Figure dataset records

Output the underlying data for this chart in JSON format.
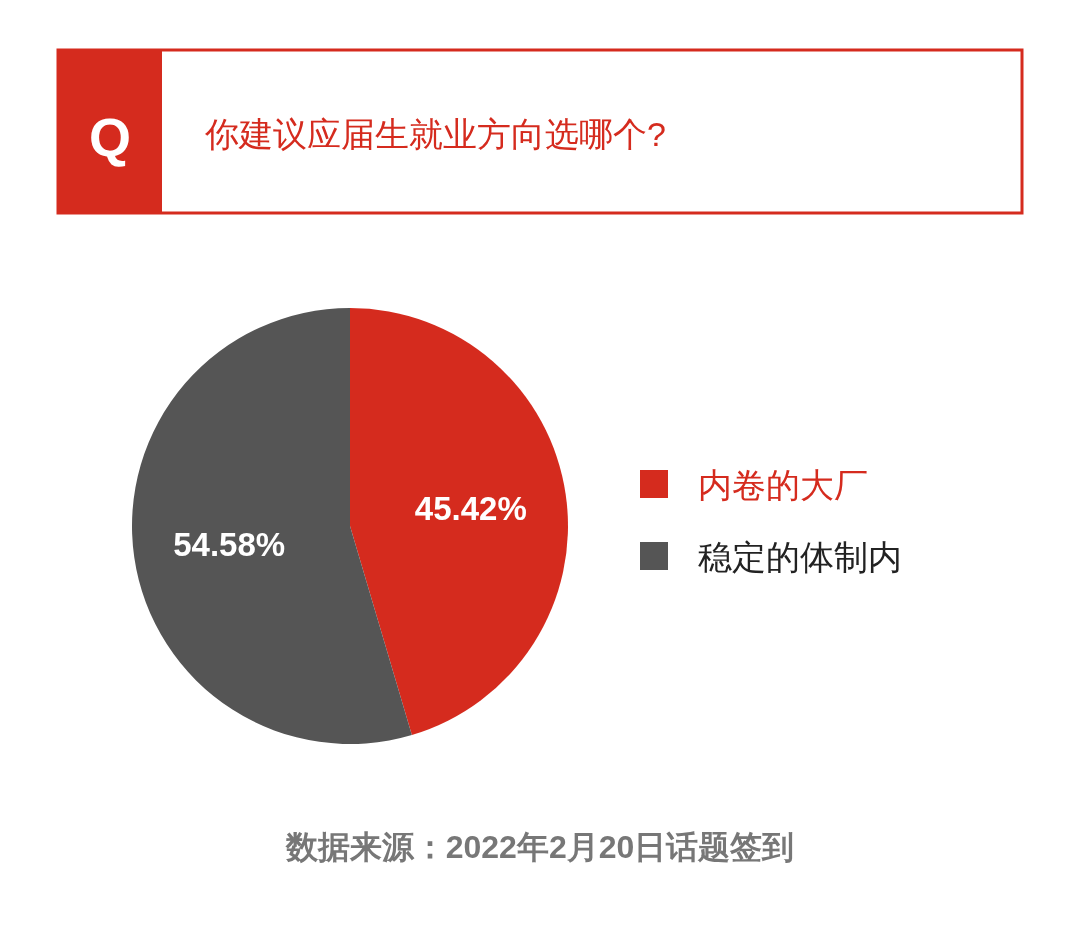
{
  "chart_data": {
    "type": "pie",
    "title": "你建议应届生就业方向选哪个?",
    "categories": [
      "内卷的大厂",
      "稳定的体制内"
    ],
    "values": [
      45.42,
      54.58
    ],
    "colors": [
      "#d52b1e",
      "#555555"
    ],
    "value_labels": [
      "45.42%",
      "54.58%"
    ],
    "legend": "right",
    "annotations": [
      "Q",
      "数据来源：2022年2月20日话题签到"
    ]
  }
}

Problem ::
Leave out the pictures and return every record word for word.

Result below ::
Output the underlying data for this chart in JSON format.
{
  "chart_data": {
    "type": "pie",
    "title": "你建议应届生就业方向选哪个?",
    "categories": [
      "内卷的大厂",
      "稳定的体制内"
    ],
    "values": [
      45.42,
      54.58
    ],
    "colors": [
      "#d52b1e",
      "#555555"
    ],
    "value_labels": [
      "45.42%",
      "54.58%"
    ],
    "legend": "right",
    "annotations": [
      "Q",
      "数据来源：2022年2月20日话题签到"
    ]
  }
}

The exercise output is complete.